▸ Exercise requirements:
Search the entries below. Return every line that has "Archaeology" in it.

Saved entries
╔══
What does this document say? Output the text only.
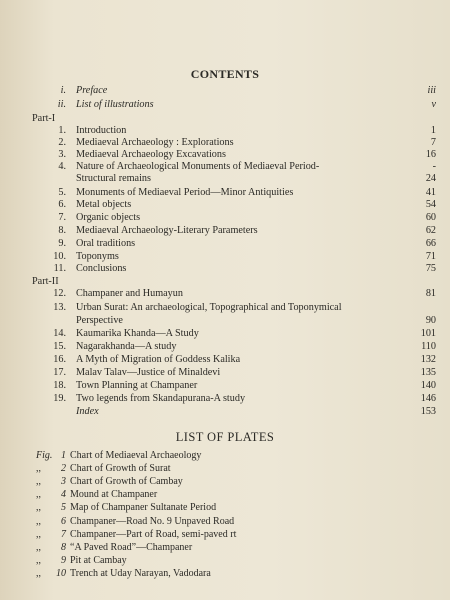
CONTENTS
i. Preface	iii
ii. List of illustrations	v
Part-I
1. Introduction	1
2. Mediaeval Archaeology : Explorations	7
3. Mediaeval Archaeology Excavations	16
4. Nature of Archaeological Monuments of Mediaeval Period-	-
Structural remains	24
5. Monuments of Mediaeval Period—Minor Antiquities	41
6. Metal objects	54
7. Organic objects	60
8. Mediaeval Archaeology-Literary Parameters	62
9. Oral traditions	66
10. Toponyms	71
11. Conclusions	75
Part-II
12. Champaner and Humayun	81
13. Urban Surat: An archaeological, Topographical and Toponymical
Perspective	90
14. Kaumarika Khanda—A Study	101
15. Nagarakhanda—A study	110
16. A Myth of Migration of Goddess Kalika	132
17. Malav Talav—Justice of Minaldevi	135
18. Town Planning at Champaner	140
19. Two legends from Skandapurana-A study	146
Index	153
LIST OF PLATES
Fig. 1 Chart of Mediaeval Archaeology
,,	2 Chart of Growth of Surat
,,	3 Chart of Growth of Cambay
,,	4 Mound at Champaner
,,	5 Map of Champaner Sultanate Period
,,	6 Champaner—Road No. 9 Unpaved Road
,,	7 Champaner—Part of Road, semi-paved rt
,,	8 “A Paved Road”—Champaner
,,	9 Pit at Cambay
,,	10 Trench at Uday Narayan, Vadodara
╚══
▸ Exercise output:
2. Mediaeval Archaeology : Explorations	7
3. Mediaeval Archaeology Excavations	16
8. Mediaeval Archaeology-Literary Parameters	62
Fig. 1 Chart of Mediaeval Archaeology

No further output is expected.